----- Extracted entries

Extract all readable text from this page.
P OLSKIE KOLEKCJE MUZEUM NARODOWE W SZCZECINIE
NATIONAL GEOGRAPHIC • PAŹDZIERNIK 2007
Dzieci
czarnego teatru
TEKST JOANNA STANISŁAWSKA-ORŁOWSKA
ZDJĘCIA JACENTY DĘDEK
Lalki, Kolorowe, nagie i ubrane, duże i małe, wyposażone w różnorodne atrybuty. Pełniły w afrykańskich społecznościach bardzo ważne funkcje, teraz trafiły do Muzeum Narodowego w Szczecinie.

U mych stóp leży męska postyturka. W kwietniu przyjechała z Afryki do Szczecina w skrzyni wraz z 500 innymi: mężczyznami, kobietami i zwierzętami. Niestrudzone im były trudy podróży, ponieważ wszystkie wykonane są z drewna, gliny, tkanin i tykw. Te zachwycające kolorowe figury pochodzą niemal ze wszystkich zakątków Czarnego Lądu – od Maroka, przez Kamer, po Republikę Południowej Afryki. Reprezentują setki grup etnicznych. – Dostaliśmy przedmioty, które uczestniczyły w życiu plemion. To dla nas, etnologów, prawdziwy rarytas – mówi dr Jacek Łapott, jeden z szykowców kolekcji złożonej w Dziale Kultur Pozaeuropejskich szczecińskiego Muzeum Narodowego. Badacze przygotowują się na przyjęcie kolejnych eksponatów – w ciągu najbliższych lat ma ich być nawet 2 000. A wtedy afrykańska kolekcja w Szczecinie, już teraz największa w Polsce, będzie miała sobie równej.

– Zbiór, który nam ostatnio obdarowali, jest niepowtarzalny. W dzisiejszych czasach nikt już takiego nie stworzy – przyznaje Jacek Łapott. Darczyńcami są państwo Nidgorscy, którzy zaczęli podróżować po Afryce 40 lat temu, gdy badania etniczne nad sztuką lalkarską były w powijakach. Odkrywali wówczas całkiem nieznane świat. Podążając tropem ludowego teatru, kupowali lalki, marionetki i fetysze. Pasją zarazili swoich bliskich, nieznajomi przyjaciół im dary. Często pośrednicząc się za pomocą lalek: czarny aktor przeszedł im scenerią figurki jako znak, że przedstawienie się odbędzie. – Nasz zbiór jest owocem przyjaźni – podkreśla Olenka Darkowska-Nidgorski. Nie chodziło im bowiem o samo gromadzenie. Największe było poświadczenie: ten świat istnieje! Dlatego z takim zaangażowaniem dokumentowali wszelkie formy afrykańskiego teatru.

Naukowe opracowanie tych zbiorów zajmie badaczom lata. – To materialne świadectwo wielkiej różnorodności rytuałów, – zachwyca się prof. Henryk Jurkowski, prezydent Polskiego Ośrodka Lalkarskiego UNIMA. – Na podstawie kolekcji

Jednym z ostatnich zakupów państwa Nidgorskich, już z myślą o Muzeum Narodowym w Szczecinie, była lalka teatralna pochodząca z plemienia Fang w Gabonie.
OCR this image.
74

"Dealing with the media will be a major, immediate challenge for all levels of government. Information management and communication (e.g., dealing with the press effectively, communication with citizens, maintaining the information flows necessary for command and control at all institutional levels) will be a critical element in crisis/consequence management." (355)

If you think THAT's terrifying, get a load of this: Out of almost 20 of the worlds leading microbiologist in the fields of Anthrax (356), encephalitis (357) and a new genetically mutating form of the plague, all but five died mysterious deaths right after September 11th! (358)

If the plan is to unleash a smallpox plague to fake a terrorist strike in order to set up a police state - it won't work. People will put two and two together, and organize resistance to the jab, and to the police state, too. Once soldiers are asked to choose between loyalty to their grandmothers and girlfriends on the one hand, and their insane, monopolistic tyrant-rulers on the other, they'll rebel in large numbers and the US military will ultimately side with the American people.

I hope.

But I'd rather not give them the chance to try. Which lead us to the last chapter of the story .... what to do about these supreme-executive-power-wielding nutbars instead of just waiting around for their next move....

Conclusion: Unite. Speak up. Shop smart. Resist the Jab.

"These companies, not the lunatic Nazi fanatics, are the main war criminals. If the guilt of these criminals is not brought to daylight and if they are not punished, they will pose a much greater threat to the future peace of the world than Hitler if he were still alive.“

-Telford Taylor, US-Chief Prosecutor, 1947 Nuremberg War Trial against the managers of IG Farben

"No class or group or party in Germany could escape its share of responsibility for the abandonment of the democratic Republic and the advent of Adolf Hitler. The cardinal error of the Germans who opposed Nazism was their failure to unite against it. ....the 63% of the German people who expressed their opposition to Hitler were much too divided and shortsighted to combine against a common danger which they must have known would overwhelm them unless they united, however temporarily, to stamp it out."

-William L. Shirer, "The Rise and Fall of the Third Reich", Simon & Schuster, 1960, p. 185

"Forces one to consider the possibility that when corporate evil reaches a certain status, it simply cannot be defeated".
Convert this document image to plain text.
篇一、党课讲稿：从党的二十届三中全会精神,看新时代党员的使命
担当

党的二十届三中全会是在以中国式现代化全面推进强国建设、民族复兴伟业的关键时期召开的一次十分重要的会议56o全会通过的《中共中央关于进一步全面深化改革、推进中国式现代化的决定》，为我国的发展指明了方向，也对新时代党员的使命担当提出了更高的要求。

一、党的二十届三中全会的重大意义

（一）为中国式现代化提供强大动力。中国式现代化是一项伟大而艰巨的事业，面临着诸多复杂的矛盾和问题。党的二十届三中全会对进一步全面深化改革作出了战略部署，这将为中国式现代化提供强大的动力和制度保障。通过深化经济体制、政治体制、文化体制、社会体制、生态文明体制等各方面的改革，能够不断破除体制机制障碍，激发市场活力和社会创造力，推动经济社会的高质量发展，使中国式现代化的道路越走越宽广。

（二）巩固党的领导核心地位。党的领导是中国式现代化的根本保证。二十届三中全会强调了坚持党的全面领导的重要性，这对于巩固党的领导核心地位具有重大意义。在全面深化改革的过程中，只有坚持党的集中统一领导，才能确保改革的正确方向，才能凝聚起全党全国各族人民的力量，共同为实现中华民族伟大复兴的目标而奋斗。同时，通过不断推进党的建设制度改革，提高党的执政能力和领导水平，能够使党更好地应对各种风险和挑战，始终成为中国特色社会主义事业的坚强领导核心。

----------

_Problem requirements:_
Repeat the lines above exactly.

_Answer to this exercise:_
Extract all readable text from this page.
P OLSKIE KOLEKCJE MUZEUM NARODOWE W SZCZECINIE
NATIONAL GEOGRAPHIC • PAŹDZIERNIK 2007
Dzieci
czarnego teatru
TEKST JOANNA STANISŁAWSKA-ORŁOWSKA
ZDJĘCIA JACENTY DĘDEK
Lalki, Kolorowe, nagie i ubrane, duże i małe, wyposażone w różnorodne atrybuty. Pełniły w afrykańskich społecznościach bardzo ważne funkcje, teraz trafiły do Muzeum Narodowego w Szczecinie.

U mych stóp leży męska postyturka. W kwietniu przyjechała z Afryki do Szczecina w skrzyni wraz z 500 innymi: mężczyznami, kobietami i zwierzętami. Niestrudzone im były trudy podróży, ponieważ wszystkie wykonane są z drewna, gliny, tkanin i tykw. Te zachwycające kolorowe figury pochodzą niemal ze wszystkich zakątków Czarnego Lądu – od Maroka, przez Kamer, po Republikę Południowej Afryki. Reprezentują setki grup etnicznych. – Dostaliśmy przedmioty, które uczestniczyły w życiu plemion. To dla nas, etnologów, prawdziwy rarytas – mówi dr Jacek Łapott, jeden z szykowców kolekcji złożonej w Dziale Kultur Pozaeuropejskich szczecińskiego Muzeum Narodowego. Badacze przygotowują się na przyjęcie kolejnych eksponatów – w ciągu najbliższych lat ma ich być nawet 2 000. A wtedy afrykańska kolekcja w Szczecinie, już teraz największa w Polsce, będzie miała sobie równej.

– Zbiór, który nam ostatnio obdarowali, jest niepowtarzalny. W dzisiejszych czasach nikt już takiego nie stworzy – przyznaje Jacek Łapott. Darczyńcami są państwo Nidgorscy, którzy zaczęli podróżować po Afryce 40 lat temu, gdy badania etniczne nad sztuką lalkarską były w powijakach. Odkrywali wówczas całkiem nieznane świat. Podążając tropem ludowego teatru, kupowali lalki, marionetki i fetysze. Pasją zarazili swoich bliskich, nieznajomi przyjaciół im dary. Często pośrednicząc się za pomocą lalek: czarny aktor przeszedł im scenerią figurki jako znak, że przedstawienie się odbędzie. – Nasz zbiór jest owocem przyjaźni – podkreśla Olenka Darkowska-Nidgorski. Nie chodziło im bowiem o samo gromadzenie. Największe było poświadczenie: ten świat istnieje! Dlatego z takim zaangażowaniem dokumentowali wszelkie formy afrykańskiego teatru.

Naukowe opracowanie tych zbiorów zajmie badaczom lata. – To materialne świadectwo wielkiej różnorodności rytuałów, – zachwyca się prof. Henryk Jurkowski, prezydent Polskiego Ośrodka Lalkarskiego UNIMA. – Na podstawie kolekcji

Jednym z ostatnich zakupów państwa Nidgorskich, już z myślą o Muzeum Narodowym w Szczecinie, była lalka teatralna pochodząca z plemienia Fang w Gabonie.
OCR this image.
74

"Dealing with the media will be a major, immediate challenge for all levels of government. Information management and communication (e.g., dealing with the press effectively, communication with citizens, maintaining the information flows necessary for command and control at all institutional levels) will be a critical element in crisis/consequence management." (355)

If you think THAT's terrifying, get a load of this: Out of almost 20 of the worlds leading microbiologist in the fields of Anthrax (356), encephalitis (357) and a new genetically mutating form of the plague, all but five died mysterious deaths right after September 11th! (358)

If the plan is to unleash a smallpox plague to fake a terrorist strike in order to set up a police state - it won't work. People will put two and two together, and organize resistance to the jab, and to the police state, too. Once soldiers are asked to choose between loyalty to their grandmothers and girlfriends on the one hand, and their insane, monopolistic tyrant-rulers on the other, they'll rebel in large numbers and the US military will ultimately side with the American people.

I hope.

But I'd rather not give them the chance to try. Which lead us to the last chapter of the story .... what to do about these supreme-executive-power-wielding nutbars instead of just waiting around for their next move....

Conclusion: Unite. Speak up. Shop smart. Resist the Jab.

"These companies, not the lunatic Nazi fanatics, are the main war criminals. If the guilt of these criminals is not brought to daylight and if they are not punished, they will pose a much greater threat to the future peace of the world than Hitler if he were still alive.“

-Telford Taylor, US-Chief Prosecutor, 1947 Nuremberg War Trial against the managers of IG Farben

"No class or group or party in Germany could escape its share of responsibility for the abandonment of the democratic Republic and the advent of Adolf Hitler. The cardinal error of the Germans who opposed Nazism was their failure to unite against it. ....the 63% of the German people who expressed their opposition to Hitler were much too divided and shortsighted to combine against a common danger which they must have known would overwhelm them unless they united, however temporarily, to stamp it out."

-William L. Shirer, "The Rise and Fall of the Third Reich", Simon & Schuster, 1960, p. 185

"Forces one to consider the possibility that when corporate evil reaches a certain status, it simply cannot be defeated".
Convert this document image to plain text.
篇一、党课讲稿：从党的二十届三中全会精神,看新时代党员的使命
担当

党的二十届三中全会是在以中国式现代化全面推进强国建设、民族复兴伟业的关键时期召开的一次十分重要的会议56o全会通过的《中共中央关于进一步全面深化改革、推进中国式现代化的决定》，为我国的发展指明了方向，也对新时代党员的使命担当提出了更高的要求。

一、党的二十届三中全会的重大意义

（一）为中国式现代化提供强大动力。中国式现代化是一项伟大而艰巨的事业，面临着诸多复杂的矛盾和问题。党的二十届三中全会对进一步全面深化改革作出了战略部署，这将为中国式现代化提供强大的动力和制度保障。通过深化经济体制、政治体制、文化体制、社会体制、生态文明体制等各方面的改革，能够不断破除体制机制障碍，激发市场活力和社会创造力，推动经济社会的高质量发展，使中国式现代化的道路越走越宽广。

（二）巩固党的领导核心地位。党的领导是中国式现代化的根本保证。二十届三中全会强调了坚持党的全面领导的重要性，这对于巩固党的领导核心地位具有重大意义。在全面深化改革的过程中，只有坚持党的集中统一领导，才能确保改革的正确方向，才能凝聚起全党全国各族人民的力量，共同为实现中华民族伟大复兴的目标而奋斗。同时，通过不断推进党的建设制度改革，提高党的执政能力和领导水平，能够使党更好地应对各种风险和挑战，始终成为中国特色社会主义事业的坚强领导核心。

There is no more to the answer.